Required task - Below are some entries. Return exactly the lines from the one with "Transcribe this image's" through the final line, leaving out any pictures.

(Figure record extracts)
- - -

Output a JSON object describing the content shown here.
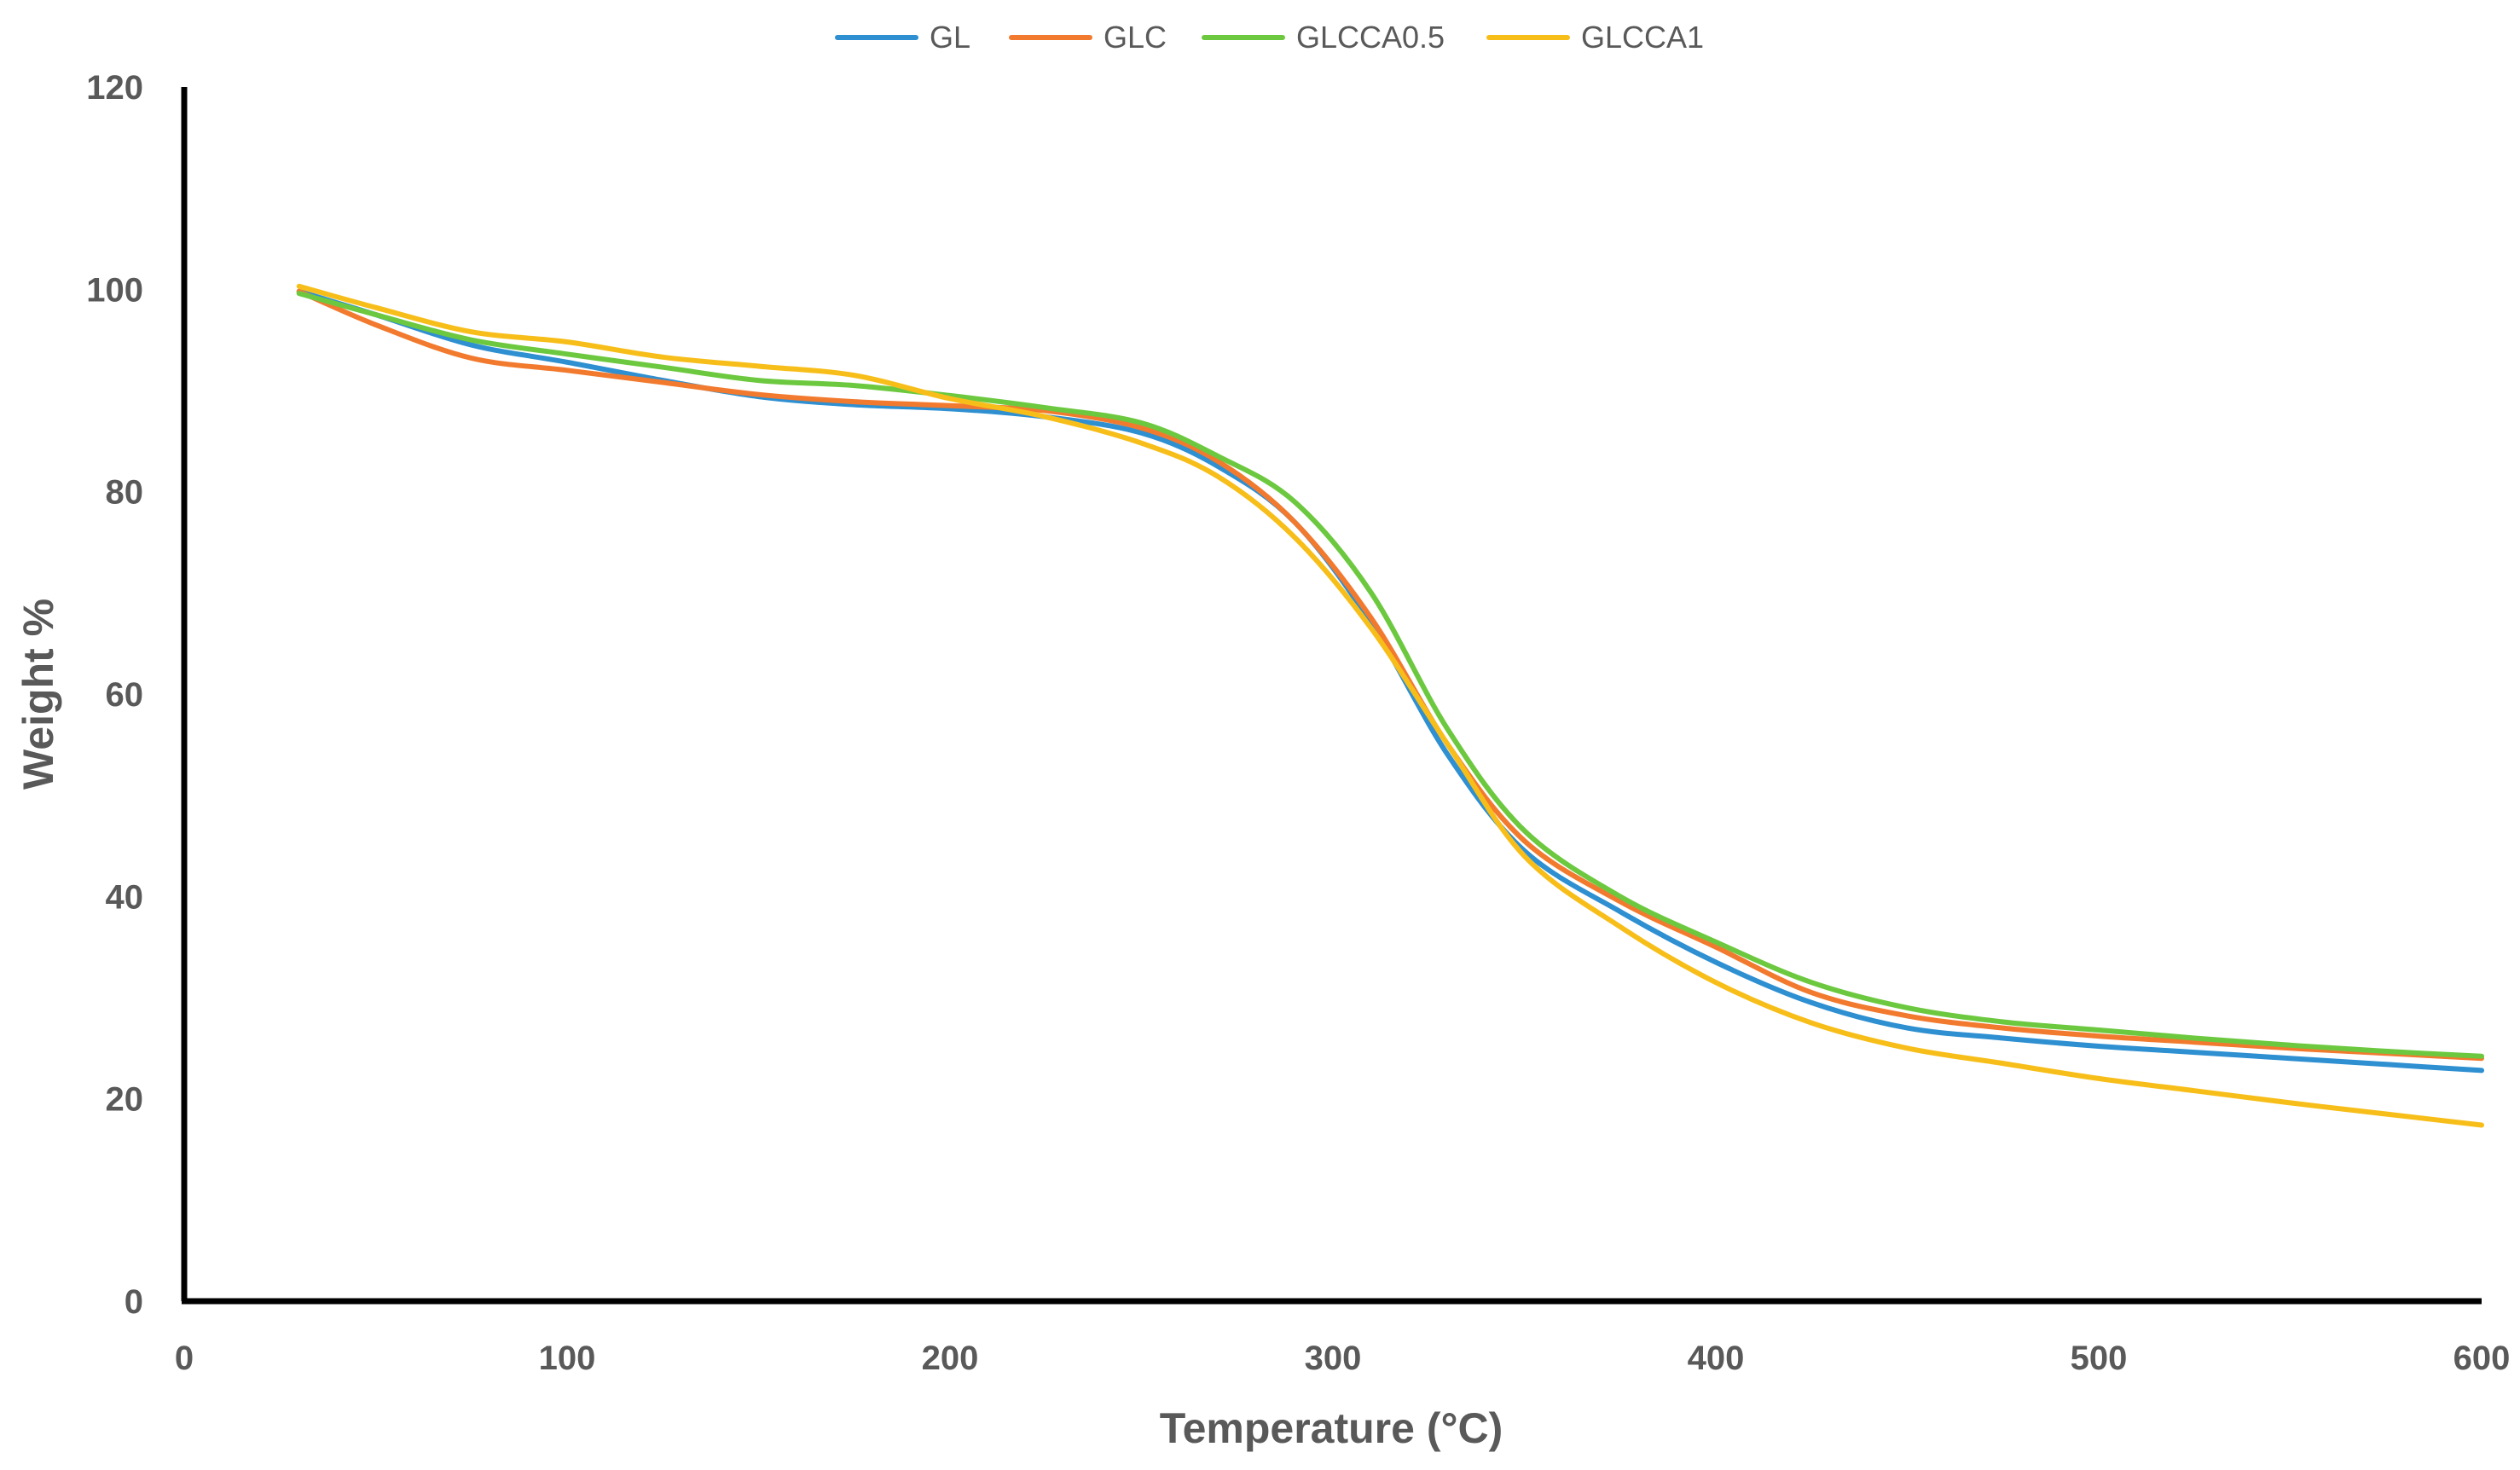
{
  "chart_data": {
    "type": "line",
    "title": "",
    "xlabel": "Temperature (°C)",
    "ylabel": "Weight %",
    "xlim": [
      0,
      600
    ],
    "ylim": [
      0,
      120
    ],
    "xticks": [
      "0",
      "100",
      "200",
      "300",
      "400",
      "500",
      "600"
    ],
    "yticks": [
      "0",
      "20",
      "40",
      "60",
      "80",
      "100",
      "120"
    ],
    "grid": false,
    "legend_position": "top-center",
    "series": [
      {
        "name": "GL",
        "color": "#2E8FD1",
        "x": [
          30,
          50,
          75,
          100,
          125,
          150,
          175,
          200,
          225,
          250,
          270,
          290,
          310,
          330,
          350,
          375,
          400,
          425,
          450,
          475,
          500,
          525,
          550,
          575,
          600
        ],
        "y": [
          99.8,
          97.5,
          94.5,
          92.8,
          91.0,
          89.4,
          88.6,
          88.2,
          87.4,
          85.8,
          82.5,
          77.0,
          67.0,
          54.0,
          44.5,
          38.5,
          33.5,
          29.5,
          27.0,
          26.0,
          25.2,
          24.6,
          24.0,
          23.4,
          22.8
        ]
      },
      {
        "name": "GLC",
        "color": "#F27A2E",
        "x": [
          30,
          50,
          75,
          100,
          125,
          150,
          175,
          200,
          225,
          250,
          270,
          290,
          310,
          330,
          350,
          375,
          400,
          425,
          450,
          475,
          500,
          525,
          550,
          575,
          600
        ],
        "y": [
          99.8,
          96.5,
          93.2,
          92.0,
          90.8,
          89.6,
          88.9,
          88.5,
          88.0,
          86.3,
          83.0,
          77.0,
          67.5,
          55.0,
          45.5,
          39.5,
          35.0,
          30.5,
          28.2,
          27.0,
          26.2,
          25.6,
          25.0,
          24.5,
          24.0
        ]
      },
      {
        "name": "GLCCA0.5",
        "color": "#6CC93F",
        "x": [
          30,
          50,
          75,
          100,
          125,
          150,
          175,
          200,
          225,
          250,
          270,
          290,
          310,
          330,
          350,
          375,
          400,
          425,
          450,
          475,
          500,
          525,
          550,
          575,
          600
        ],
        "y": [
          99.6,
          97.5,
          95.0,
          93.6,
          92.3,
          91.0,
          90.5,
          89.5,
          88.3,
          86.8,
          83.5,
          79.0,
          70.0,
          56.5,
          46.5,
          40.0,
          35.5,
          31.5,
          29.0,
          27.6,
          26.8,
          26.0,
          25.3,
          24.7,
          24.2
        ]
      },
      {
        "name": "GLCCA1",
        "color": "#F7BE1A",
        "x": [
          30,
          50,
          75,
          100,
          125,
          150,
          175,
          200,
          225,
          250,
          270,
          290,
          310,
          330,
          350,
          375,
          400,
          425,
          450,
          475,
          500,
          525,
          550,
          575,
          600
        ],
        "y": [
          100.3,
          98.2,
          95.8,
          94.8,
          93.3,
          92.4,
          91.5,
          89.2,
          87.4,
          84.8,
          81.5,
          75.5,
          66.5,
          55.0,
          44.0,
          37.0,
          31.5,
          27.5,
          25.0,
          23.5,
          22.0,
          20.8,
          19.6,
          18.5,
          17.4
        ]
      }
    ]
  }
}
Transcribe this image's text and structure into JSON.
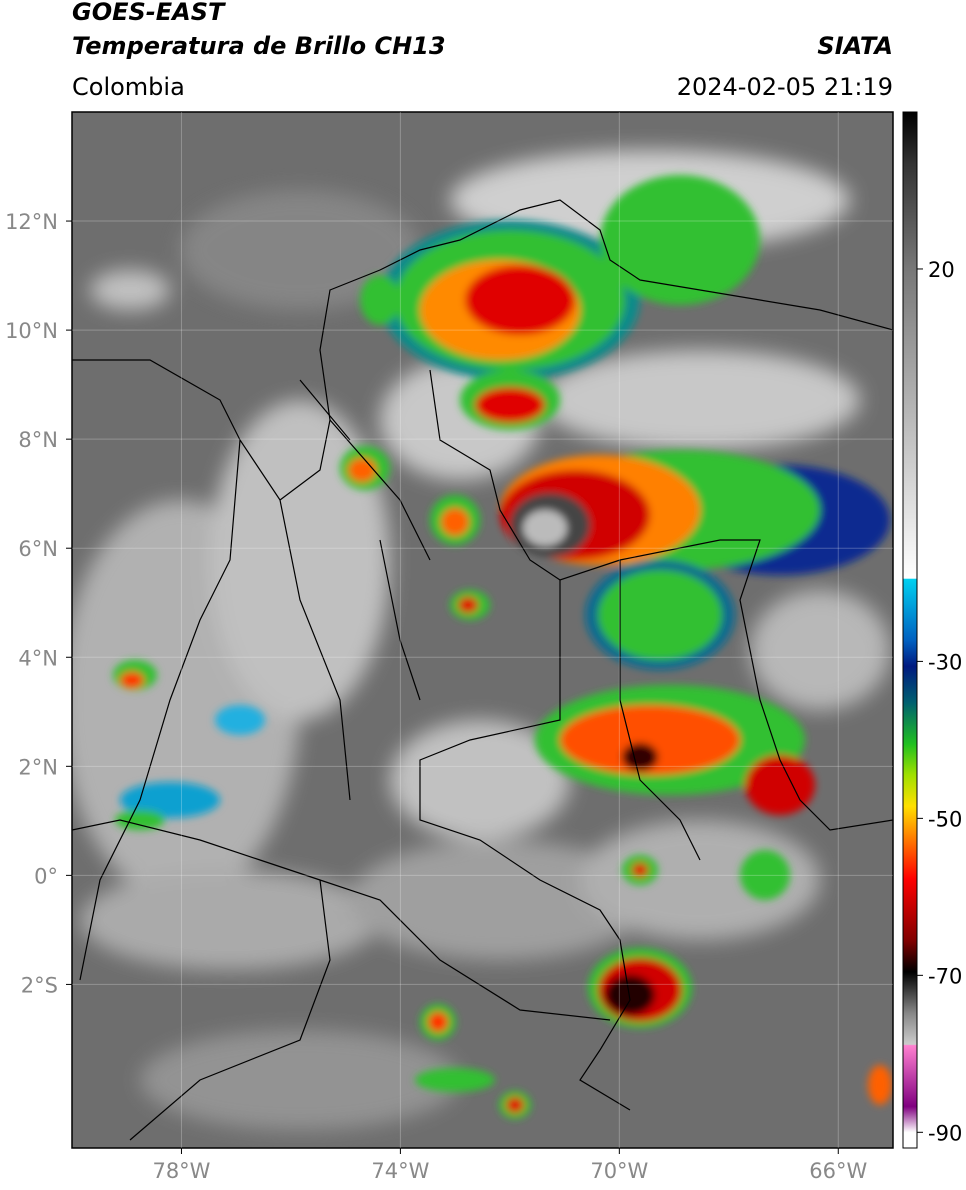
{
  "header": {
    "title": "GOES-EAST",
    "subtitle": "Temperatura de Brillo CH13",
    "region": "Colombia",
    "source": "SIATA",
    "datetime": "2024-02-05 21:19"
  },
  "map": {
    "xlim": [
      -80,
      -65
    ],
    "ylim": [
      -5,
      14
    ],
    "xticks": [
      {
        "value": -78,
        "label": "78°W"
      },
      {
        "value": -74,
        "label": "74°W"
      },
      {
        "value": -70,
        "label": "70°W"
      },
      {
        "value": -66,
        "label": "66°W"
      }
    ],
    "yticks": [
      {
        "value": 12,
        "label": "12°N"
      },
      {
        "value": 10,
        "label": "10°N"
      },
      {
        "value": 8,
        "label": "8°N"
      },
      {
        "value": 6,
        "label": "6°N"
      },
      {
        "value": 4,
        "label": "4°N"
      },
      {
        "value": 2,
        "label": "2°N"
      },
      {
        "value": 0,
        "label": "0°"
      },
      {
        "value": -2,
        "label": "2°S"
      }
    ]
  },
  "colorbar": {
    "lim": [
      -92,
      40
    ],
    "ticks": [
      20,
      -30,
      -50,
      -70,
      -90
    ]
  }
}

- - -

Written reply -
Transcribe this image's text and structure into JSON.
{
  "header": {
    "title": "GOES-EAST",
    "subtitle": "Temperatura de Brillo CH13",
    "region": "Colombia",
    "source": "SIATA",
    "datetime": "2024-02-05 21:19"
  },
  "map": {
    "xlim": [
      -80,
      -65
    ],
    "ylim": [
      -5,
      14
    ],
    "xticks": [
      {
        "value": -78,
        "label": "78°W"
      },
      {
        "value": -74,
        "label": "74°W"
      },
      {
        "value": -70,
        "label": "70°W"
      },
      {
        "value": -66,
        "label": "66°W"
      }
    ],
    "yticks": [
      {
        "value": 12,
        "label": "12°N"
      },
      {
        "value": 10,
        "label": "10°N"
      },
      {
        "value": 8,
        "label": "8°N"
      },
      {
        "value": 6,
        "label": "6°N"
      },
      {
        "value": 4,
        "label": "4°N"
      },
      {
        "value": 2,
        "label": "2°N"
      },
      {
        "value": 0,
        "label": "0°"
      },
      {
        "value": -2,
        "label": "2°S"
      }
    ]
  },
  "colorbar": {
    "lim": [
      -92,
      40
    ],
    "ticks": [
      20,
      -30,
      -50,
      -70,
      -90
    ]
  }
}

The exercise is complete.